_EXERCISE REQUIREMENTS_: Do not copy the pictures; transcribe all other material exactly.

_Figure record extracts_:
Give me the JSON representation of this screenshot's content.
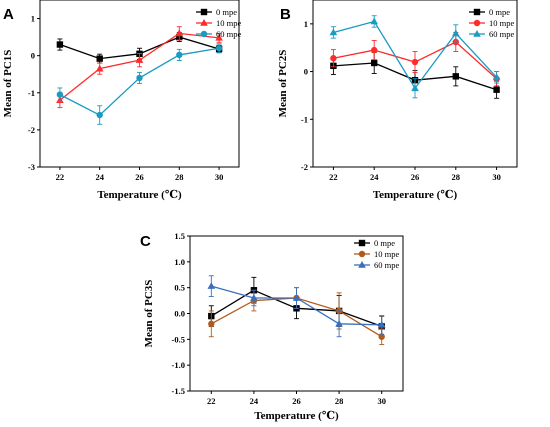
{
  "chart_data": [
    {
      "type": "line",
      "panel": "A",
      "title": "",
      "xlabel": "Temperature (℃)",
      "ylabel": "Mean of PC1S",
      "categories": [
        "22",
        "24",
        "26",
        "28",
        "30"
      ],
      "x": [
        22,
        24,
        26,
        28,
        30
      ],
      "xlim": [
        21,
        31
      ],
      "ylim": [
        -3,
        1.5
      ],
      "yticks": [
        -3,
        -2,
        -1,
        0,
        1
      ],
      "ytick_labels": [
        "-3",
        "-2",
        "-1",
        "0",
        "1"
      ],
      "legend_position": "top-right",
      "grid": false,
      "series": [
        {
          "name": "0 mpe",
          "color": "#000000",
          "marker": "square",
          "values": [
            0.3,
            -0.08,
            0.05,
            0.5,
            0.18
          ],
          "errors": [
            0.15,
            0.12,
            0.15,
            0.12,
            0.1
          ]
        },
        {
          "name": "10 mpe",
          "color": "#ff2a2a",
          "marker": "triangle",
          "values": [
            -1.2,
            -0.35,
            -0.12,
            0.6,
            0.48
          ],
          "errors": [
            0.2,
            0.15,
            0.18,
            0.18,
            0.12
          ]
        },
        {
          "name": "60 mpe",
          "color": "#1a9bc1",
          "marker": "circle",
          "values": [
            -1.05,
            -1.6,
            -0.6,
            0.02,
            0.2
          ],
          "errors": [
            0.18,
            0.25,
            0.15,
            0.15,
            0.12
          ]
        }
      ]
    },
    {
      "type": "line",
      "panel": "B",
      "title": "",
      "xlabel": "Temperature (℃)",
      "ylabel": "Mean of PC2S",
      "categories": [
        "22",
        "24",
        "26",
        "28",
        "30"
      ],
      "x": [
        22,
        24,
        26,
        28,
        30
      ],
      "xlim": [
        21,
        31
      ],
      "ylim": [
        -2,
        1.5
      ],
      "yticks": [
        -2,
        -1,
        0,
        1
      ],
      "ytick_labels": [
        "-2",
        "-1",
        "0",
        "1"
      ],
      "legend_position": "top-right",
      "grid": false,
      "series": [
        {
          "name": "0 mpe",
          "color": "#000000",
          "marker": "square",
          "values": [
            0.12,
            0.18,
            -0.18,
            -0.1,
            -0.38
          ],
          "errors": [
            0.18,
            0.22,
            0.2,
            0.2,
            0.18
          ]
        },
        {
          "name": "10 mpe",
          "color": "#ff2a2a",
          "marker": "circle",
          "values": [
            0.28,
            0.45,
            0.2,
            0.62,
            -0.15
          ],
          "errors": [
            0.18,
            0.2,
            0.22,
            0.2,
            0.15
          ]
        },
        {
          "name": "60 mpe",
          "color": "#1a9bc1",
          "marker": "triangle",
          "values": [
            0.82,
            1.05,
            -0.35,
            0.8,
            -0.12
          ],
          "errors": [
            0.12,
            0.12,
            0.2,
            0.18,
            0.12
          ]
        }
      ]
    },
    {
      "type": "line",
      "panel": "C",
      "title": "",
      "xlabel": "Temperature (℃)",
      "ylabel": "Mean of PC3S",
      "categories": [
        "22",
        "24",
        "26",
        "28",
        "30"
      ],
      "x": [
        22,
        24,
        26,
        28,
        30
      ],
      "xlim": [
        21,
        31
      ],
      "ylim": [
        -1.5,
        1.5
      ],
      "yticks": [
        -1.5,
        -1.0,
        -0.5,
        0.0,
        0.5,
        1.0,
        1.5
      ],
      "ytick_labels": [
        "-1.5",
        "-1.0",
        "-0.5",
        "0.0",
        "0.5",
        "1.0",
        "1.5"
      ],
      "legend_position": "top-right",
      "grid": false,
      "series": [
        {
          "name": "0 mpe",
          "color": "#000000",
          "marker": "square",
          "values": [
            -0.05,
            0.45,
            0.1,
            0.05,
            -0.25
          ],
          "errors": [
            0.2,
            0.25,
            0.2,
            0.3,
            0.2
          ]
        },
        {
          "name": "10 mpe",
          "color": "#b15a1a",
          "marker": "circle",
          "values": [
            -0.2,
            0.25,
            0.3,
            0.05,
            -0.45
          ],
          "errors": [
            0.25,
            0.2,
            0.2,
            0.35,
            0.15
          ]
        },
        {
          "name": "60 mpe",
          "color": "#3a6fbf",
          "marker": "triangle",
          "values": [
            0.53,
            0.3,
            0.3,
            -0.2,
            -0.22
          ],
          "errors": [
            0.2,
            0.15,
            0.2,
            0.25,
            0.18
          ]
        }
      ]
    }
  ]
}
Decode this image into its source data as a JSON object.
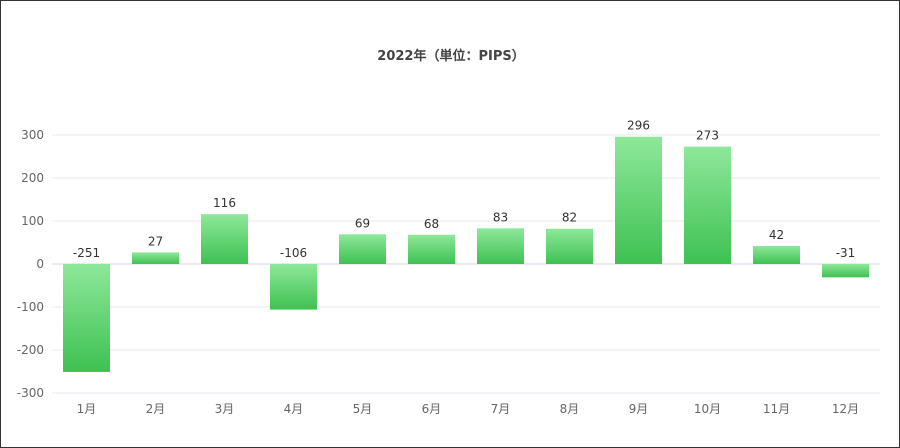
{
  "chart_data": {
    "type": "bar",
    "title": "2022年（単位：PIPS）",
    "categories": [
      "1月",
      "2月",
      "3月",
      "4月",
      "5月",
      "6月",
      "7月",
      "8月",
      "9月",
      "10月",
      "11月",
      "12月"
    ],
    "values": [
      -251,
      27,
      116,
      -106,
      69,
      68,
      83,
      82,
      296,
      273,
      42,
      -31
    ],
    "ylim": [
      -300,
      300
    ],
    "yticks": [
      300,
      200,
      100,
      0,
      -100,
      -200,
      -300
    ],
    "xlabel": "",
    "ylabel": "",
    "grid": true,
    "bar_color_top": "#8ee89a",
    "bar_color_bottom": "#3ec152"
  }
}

_RIGHT ANSWER_:
Give me the JSON representation of this screenshot's content.
{
  "chart_data": [
    {
      "type": "line",
      "panel": "A",
      "title": "",
      "xlabel": "Temperature (℃)",
      "ylabel": "Mean of PC1S",
      "categories": [
        "22",
        "24",
        "26",
        "28",
        "30"
      ],
      "x": [
        22,
        24,
        26,
        28,
        30
      ],
      "xlim": [
        21,
        31
      ],
      "ylim": [
        -3,
        1.5
      ],
      "yticks": [
        -3,
        -2,
        -1,
        0,
        1
      ],
      "ytick_labels": [
        "-3",
        "-2",
        "-1",
        "0",
        "1"
      ],
      "legend_position": "top-right",
      "grid": false,
      "series": [
        {
          "name": "0 mpe",
          "color": "#000000",
          "marker": "square",
          "values": [
            0.3,
            -0.08,
            0.05,
            0.5,
            0.18
          ],
          "errors": [
            0.15,
            0.12,
            0.15,
            0.12,
            0.1
          ]
        },
        {
          "name": "10 mpe",
          "color": "#ff2a2a",
          "marker": "triangle",
          "values": [
            -1.2,
            -0.35,
            -0.12,
            0.6,
            0.48
          ],
          "errors": [
            0.2,
            0.15,
            0.18,
            0.18,
            0.12
          ]
        },
        {
          "name": "60 mpe",
          "color": "#1a9bc1",
          "marker": "circle",
          "values": [
            -1.05,
            -1.6,
            -0.6,
            0.02,
            0.2
          ],
          "errors": [
            0.18,
            0.25,
            0.15,
            0.15,
            0.12
          ]
        }
      ]
    },
    {
      "type": "line",
      "panel": "B",
      "title": "",
      "xlabel": "Temperature (℃)",
      "ylabel": "Mean of PC2S",
      "categories": [
        "22",
        "24",
        "26",
        "28",
        "30"
      ],
      "x": [
        22,
        24,
        26,
        28,
        30
      ],
      "xlim": [
        21,
        31
      ],
      "ylim": [
        -2,
        1.5
      ],
      "yticks": [
        -2,
        -1,
        0,
        1
      ],
      "ytick_labels": [
        "-2",
        "-1",
        "0",
        "1"
      ],
      "legend_position": "top-right",
      "grid": false,
      "series": [
        {
          "name": "0 mpe",
          "color": "#000000",
          "marker": "square",
          "values": [
            0.12,
            0.18,
            -0.18,
            -0.1,
            -0.38
          ],
          "errors": [
            0.18,
            0.22,
            0.2,
            0.2,
            0.18
          ]
        },
        {
          "name": "10 mpe",
          "color": "#ff2a2a",
          "marker": "circle",
          "values": [
            0.28,
            0.45,
            0.2,
            0.62,
            -0.15
          ],
          "errors": [
            0.18,
            0.2,
            0.22,
            0.2,
            0.15
          ]
        },
        {
          "name": "60 mpe",
          "color": "#1a9bc1",
          "marker": "triangle",
          "values": [
            0.82,
            1.05,
            -0.35,
            0.8,
            -0.12
          ],
          "errors": [
            0.12,
            0.12,
            0.2,
            0.18,
            0.12
          ]
        }
      ]
    },
    {
      "type": "line",
      "panel": "C",
      "title": "",
      "xlabel": "Temperature (℃)",
      "ylabel": "Mean of PC3S",
      "categories": [
        "22",
        "24",
        "26",
        "28",
        "30"
      ],
      "x": [
        22,
        24,
        26,
        28,
        30
      ],
      "xlim": [
        21,
        31
      ],
      "ylim": [
        -1.5,
        1.5
      ],
      "yticks": [
        -1.5,
        -1.0,
        -0.5,
        0.0,
        0.5,
        1.0,
        1.5
      ],
      "ytick_labels": [
        "-1.5",
        "-1.0",
        "-0.5",
        "0.0",
        "0.5",
        "1.0",
        "1.5"
      ],
      "legend_position": "top-right",
      "grid": false,
      "series": [
        {
          "name": "0 mpe",
          "color": "#000000",
          "marker": "square",
          "values": [
            -0.05,
            0.45,
            0.1,
            0.05,
            -0.25
          ],
          "errors": [
            0.2,
            0.25,
            0.2,
            0.3,
            0.2
          ]
        },
        {
          "name": "10 mpe",
          "color": "#b15a1a",
          "marker": "circle",
          "values": [
            -0.2,
            0.25,
            0.3,
            0.05,
            -0.45
          ],
          "errors": [
            0.25,
            0.2,
            0.2,
            0.35,
            0.15
          ]
        },
        {
          "name": "60 mpe",
          "color": "#3a6fbf",
          "marker": "triangle",
          "values": [
            0.53,
            0.3,
            0.3,
            -0.2,
            -0.22
          ],
          "errors": [
            0.2,
            0.15,
            0.2,
            0.25,
            0.18
          ]
        }
      ]
    }
  ]
}
Decode this image into its source data as a JSON object.
{
  "chart_data": {
    "type": "bar",
    "title": "2022年（単位：PIPS）",
    "categories": [
      "1月",
      "2月",
      "3月",
      "4月",
      "5月",
      "6月",
      "7月",
      "8月",
      "9月",
      "10月",
      "11月",
      "12月"
    ],
    "values": [
      -251,
      27,
      116,
      -106,
      69,
      68,
      83,
      82,
      296,
      273,
      42,
      -31
    ],
    "ylim": [
      -300,
      300
    ],
    "yticks": [
      300,
      200,
      100,
      0,
      -100,
      -200,
      -300
    ],
    "xlabel": "",
    "ylabel": "",
    "grid": true,
    "bar_color_top": "#8ee89a",
    "bar_color_bottom": "#3ec152"
  }
}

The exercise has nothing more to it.